Exercise instructions
Filter the entries that follow, copying every line in which the word "this" appears.

Excerpted records
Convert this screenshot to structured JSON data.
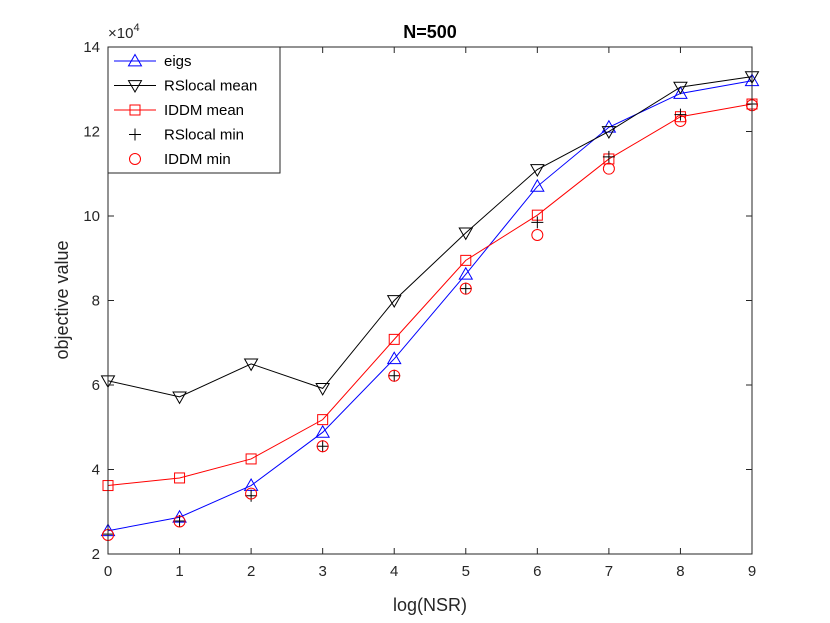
{
  "chart_data": {
    "type": "line",
    "title": "N=500",
    "xlabel": "log(NSR)",
    "ylabel": "objective value",
    "y_exponent_label": "×10",
    "y_exponent": "4",
    "xlim": [
      0,
      9
    ],
    "ylim": [
      2,
      14
    ],
    "x_ticks": [
      0,
      1,
      2,
      3,
      4,
      5,
      6,
      7,
      8,
      9
    ],
    "y_ticks": [
      2,
      4,
      6,
      8,
      10,
      12,
      14
    ],
    "x": [
      0,
      1,
      2,
      3,
      4,
      5,
      6,
      7,
      8,
      9
    ],
    "legend_location": "top-left",
    "series": [
      {
        "name": "eigs",
        "color": "#0000ff",
        "marker": "triangle-up",
        "line": true,
        "values": [
          2.55,
          2.87,
          3.62,
          4.88,
          6.62,
          8.62,
          10.7,
          12.1,
          12.9,
          13.2
        ]
      },
      {
        "name": "RSlocal mean",
        "color": "#000000",
        "marker": "triangle-down",
        "line": true,
        "values": [
          6.1,
          5.72,
          6.5,
          5.92,
          8.0,
          9.6,
          11.1,
          12.0,
          13.05,
          13.3
        ]
      },
      {
        "name": "IDDM mean",
        "color": "#ff0000",
        "marker": "square",
        "line": true,
        "values": [
          3.62,
          3.8,
          4.25,
          5.18,
          7.08,
          8.95,
          10.02,
          11.35,
          12.35,
          12.65
        ]
      },
      {
        "name": "RSlocal min",
        "color": "#000000",
        "marker": "plus",
        "line": false,
        "values": [
          2.47,
          2.78,
          3.38,
          4.55,
          6.22,
          8.28,
          9.85,
          11.4,
          12.4,
          12.65
        ]
      },
      {
        "name": "IDDM min",
        "color": "#ff0000",
        "marker": "circle",
        "line": false,
        "values": [
          2.45,
          2.77,
          3.43,
          4.55,
          6.22,
          8.28,
          9.55,
          11.12,
          12.25,
          12.62
        ]
      }
    ]
  }
}
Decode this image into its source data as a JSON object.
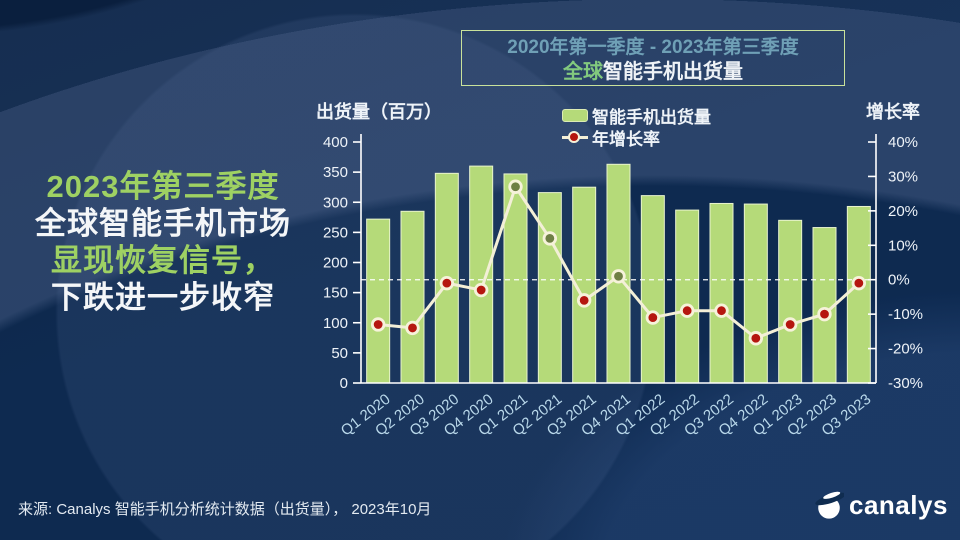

Correct output
Convert this screenshot to structured JSON data.
Decode this image into its source data as a JSON object.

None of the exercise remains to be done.